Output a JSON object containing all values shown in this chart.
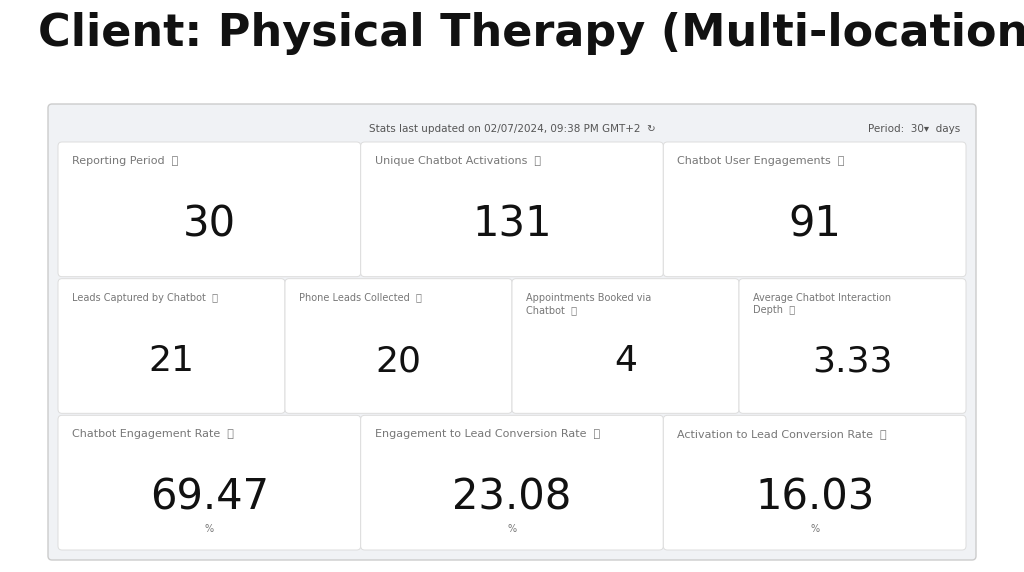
{
  "title": "Client: Physical Therapy (Multi-location)",
  "subtitle": "Stats last updated on 02/07/2024, 09:38 PM GMT+2  ↻",
  "period_label": "Period:",
  "period_value": "30",
  "period_arrow": "▾",
  "period_unit": "days",
  "panel_bg": "#f0f2f5",
  "card_bg": "#ffffff",
  "title_color": "#111111",
  "label_color": "#777777",
  "value_color": "#111111",
  "subtitle_color": "#555555",
  "border_color": "#dddddd",
  "panel_border": "#cccccc",
  "row1": [
    {
      "label": "Reporting Period",
      "value": "30",
      "unit": ""
    },
    {
      "label": "Unique Chatbot Activations",
      "value": "131",
      "unit": ""
    },
    {
      "label": "Chatbot User Engagements",
      "value": "91",
      "unit": ""
    }
  ],
  "row2": [
    {
      "label": "Leads Captured by Chatbot",
      "value": "21",
      "unit": ""
    },
    {
      "label": "Phone Leads Collected",
      "value": "20",
      "unit": ""
    },
    {
      "label": "Appointments Booked via\nChatbot",
      "value": "4",
      "unit": ""
    },
    {
      "label": "Average Chatbot Interaction\nDepth",
      "value": "3.33",
      "unit": ""
    }
  ],
  "row3": [
    {
      "label": "Chatbot Engagement Rate",
      "value": "69.47",
      "unit": "%"
    },
    {
      "label": "Engagement to Lead Conversion Rate",
      "value": "23.08",
      "unit": "%"
    },
    {
      "label": "Activation to Lead Conversion Rate",
      "value": "16.03",
      "unit": "%"
    }
  ],
  "title_fontsize": 32,
  "label_fontsize": 8,
  "label_fontsize_sm": 7,
  "value_fontsize_lg": 30,
  "value_fontsize_md": 26,
  "unit_fontsize": 7
}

◇ ◇ ◇ ◇

*Problem requirements*
Every entry should be returned exactly as written, minus the pictures.

*Final result*
Output a JSON object containing all values shown in this chart.
{
  "title": "Client: Physical Therapy (Multi-location)",
  "subtitle": "Stats last updated on 02/07/2024, 09:38 PM GMT+2  ↻",
  "period_label": "Period:",
  "period_value": "30",
  "period_arrow": "▾",
  "period_unit": "days",
  "panel_bg": "#f0f2f5",
  "card_bg": "#ffffff",
  "title_color": "#111111",
  "label_color": "#777777",
  "value_color": "#111111",
  "subtitle_color": "#555555",
  "border_color": "#dddddd",
  "panel_border": "#cccccc",
  "row1": [
    {
      "label": "Reporting Period",
      "value": "30",
      "unit": ""
    },
    {
      "label": "Unique Chatbot Activations",
      "value": "131",
      "unit": ""
    },
    {
      "label": "Chatbot User Engagements",
      "value": "91",
      "unit": ""
    }
  ],
  "row2": [
    {
      "label": "Leads Captured by Chatbot",
      "value": "21",
      "unit": ""
    },
    {
      "label": "Phone Leads Collected",
      "value": "20",
      "unit": ""
    },
    {
      "label": "Appointments Booked via\nChatbot",
      "value": "4",
      "unit": ""
    },
    {
      "label": "Average Chatbot Interaction\nDepth",
      "value": "3.33",
      "unit": ""
    }
  ],
  "row3": [
    {
      "label": "Chatbot Engagement Rate",
      "value": "69.47",
      "unit": "%"
    },
    {
      "label": "Engagement to Lead Conversion Rate",
      "value": "23.08",
      "unit": "%"
    },
    {
      "label": "Activation to Lead Conversion Rate",
      "value": "16.03",
      "unit": "%"
    }
  ],
  "title_fontsize": 32,
  "label_fontsize": 8,
  "label_fontsize_sm": 7,
  "value_fontsize_lg": 30,
  "value_fontsize_md": 26,
  "unit_fontsize": 7
}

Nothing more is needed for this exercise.